_Goal_:
In the listing below, find every line containing "this" and copy it out.

_Data rows_:
+---+

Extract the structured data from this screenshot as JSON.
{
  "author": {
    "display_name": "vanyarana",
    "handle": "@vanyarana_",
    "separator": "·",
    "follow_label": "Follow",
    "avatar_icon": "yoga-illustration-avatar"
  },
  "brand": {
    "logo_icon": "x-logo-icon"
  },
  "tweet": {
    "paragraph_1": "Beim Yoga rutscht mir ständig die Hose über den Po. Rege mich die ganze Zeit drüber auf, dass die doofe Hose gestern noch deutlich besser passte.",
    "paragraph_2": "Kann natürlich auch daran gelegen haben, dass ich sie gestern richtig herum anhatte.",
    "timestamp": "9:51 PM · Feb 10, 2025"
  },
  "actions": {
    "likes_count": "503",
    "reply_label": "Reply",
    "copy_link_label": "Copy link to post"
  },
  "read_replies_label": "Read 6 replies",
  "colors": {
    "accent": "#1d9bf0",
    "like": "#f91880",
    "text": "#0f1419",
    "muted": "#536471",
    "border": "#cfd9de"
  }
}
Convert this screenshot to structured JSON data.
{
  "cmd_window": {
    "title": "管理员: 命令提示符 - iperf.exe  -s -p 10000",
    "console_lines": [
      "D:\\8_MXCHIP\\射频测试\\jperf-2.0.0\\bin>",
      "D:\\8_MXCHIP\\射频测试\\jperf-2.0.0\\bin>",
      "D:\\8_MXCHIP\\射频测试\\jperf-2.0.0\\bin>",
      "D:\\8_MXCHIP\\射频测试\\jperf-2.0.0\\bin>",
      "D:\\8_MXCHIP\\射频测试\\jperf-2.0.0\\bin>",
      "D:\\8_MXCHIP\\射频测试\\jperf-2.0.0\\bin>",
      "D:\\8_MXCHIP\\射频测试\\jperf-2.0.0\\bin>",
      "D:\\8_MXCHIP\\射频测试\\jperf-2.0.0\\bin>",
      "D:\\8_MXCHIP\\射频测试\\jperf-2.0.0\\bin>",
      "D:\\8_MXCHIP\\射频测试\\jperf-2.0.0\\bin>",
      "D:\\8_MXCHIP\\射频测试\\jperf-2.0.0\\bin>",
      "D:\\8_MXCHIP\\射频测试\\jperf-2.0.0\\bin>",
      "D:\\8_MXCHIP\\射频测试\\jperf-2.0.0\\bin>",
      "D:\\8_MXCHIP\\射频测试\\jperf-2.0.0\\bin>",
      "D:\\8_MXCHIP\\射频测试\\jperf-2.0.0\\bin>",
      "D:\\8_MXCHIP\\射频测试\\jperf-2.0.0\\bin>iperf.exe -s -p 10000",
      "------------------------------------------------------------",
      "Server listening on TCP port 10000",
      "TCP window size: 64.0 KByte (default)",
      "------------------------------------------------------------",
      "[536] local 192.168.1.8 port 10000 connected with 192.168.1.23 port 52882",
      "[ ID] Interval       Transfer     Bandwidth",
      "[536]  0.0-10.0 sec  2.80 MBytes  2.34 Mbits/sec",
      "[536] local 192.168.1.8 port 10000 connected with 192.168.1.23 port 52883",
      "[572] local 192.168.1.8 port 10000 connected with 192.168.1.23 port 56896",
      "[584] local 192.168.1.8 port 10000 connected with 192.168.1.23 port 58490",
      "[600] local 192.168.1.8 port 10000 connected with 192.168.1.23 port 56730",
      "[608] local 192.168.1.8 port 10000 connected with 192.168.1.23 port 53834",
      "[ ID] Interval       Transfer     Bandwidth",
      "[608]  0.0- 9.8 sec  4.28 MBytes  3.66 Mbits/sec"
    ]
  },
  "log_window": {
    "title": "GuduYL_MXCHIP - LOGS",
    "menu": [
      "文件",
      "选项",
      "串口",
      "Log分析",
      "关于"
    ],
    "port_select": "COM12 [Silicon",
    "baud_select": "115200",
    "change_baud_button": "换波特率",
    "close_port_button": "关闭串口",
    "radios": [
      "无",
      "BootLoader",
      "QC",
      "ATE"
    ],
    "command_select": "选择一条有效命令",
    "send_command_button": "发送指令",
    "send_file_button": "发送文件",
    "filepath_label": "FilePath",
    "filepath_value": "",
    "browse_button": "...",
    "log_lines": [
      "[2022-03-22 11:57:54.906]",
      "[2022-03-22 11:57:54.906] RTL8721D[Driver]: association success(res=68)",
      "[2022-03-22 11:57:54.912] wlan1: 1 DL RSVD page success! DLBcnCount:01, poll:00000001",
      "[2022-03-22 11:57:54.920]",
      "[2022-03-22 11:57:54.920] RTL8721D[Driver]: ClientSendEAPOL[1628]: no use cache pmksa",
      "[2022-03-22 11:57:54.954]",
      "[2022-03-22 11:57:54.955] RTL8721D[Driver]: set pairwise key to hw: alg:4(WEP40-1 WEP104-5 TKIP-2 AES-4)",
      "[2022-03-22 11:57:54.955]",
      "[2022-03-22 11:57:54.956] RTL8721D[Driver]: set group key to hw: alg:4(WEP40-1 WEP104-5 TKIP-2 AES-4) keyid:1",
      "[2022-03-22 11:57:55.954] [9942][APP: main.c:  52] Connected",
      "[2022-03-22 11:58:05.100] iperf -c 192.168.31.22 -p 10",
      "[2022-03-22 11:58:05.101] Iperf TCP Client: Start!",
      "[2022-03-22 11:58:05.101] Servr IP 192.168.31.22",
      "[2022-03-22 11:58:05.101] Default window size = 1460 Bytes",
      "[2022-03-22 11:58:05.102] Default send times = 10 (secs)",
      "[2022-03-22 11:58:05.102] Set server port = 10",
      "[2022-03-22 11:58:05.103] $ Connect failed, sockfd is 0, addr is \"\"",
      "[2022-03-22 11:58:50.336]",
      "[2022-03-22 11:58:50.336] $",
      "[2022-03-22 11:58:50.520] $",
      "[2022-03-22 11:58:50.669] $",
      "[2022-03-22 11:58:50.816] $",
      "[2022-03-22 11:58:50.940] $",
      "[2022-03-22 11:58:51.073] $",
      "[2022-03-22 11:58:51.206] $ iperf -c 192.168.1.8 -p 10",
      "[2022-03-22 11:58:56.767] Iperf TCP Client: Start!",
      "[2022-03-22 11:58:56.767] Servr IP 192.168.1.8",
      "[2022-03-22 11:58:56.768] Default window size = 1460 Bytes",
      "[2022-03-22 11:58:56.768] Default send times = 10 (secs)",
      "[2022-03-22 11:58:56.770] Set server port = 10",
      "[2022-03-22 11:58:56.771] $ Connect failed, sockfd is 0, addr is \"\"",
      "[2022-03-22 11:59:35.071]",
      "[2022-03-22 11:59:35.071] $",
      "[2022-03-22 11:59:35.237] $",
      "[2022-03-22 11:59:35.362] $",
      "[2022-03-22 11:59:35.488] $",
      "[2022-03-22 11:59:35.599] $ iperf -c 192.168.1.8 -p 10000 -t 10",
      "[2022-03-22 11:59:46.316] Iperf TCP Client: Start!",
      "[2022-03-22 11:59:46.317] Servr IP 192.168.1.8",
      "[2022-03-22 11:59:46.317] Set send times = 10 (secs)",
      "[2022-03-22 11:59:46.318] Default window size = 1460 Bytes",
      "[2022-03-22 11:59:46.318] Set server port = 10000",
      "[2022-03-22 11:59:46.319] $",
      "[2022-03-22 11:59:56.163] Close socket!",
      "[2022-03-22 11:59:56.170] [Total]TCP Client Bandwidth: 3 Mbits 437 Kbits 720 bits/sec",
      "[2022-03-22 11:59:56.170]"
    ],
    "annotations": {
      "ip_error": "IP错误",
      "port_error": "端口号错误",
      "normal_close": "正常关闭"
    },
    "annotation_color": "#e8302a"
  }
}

+---+

_Answer to the exercise_:
Extract the structured data from this screenshot as JSON.
Convert this screenshot to structured JSON data.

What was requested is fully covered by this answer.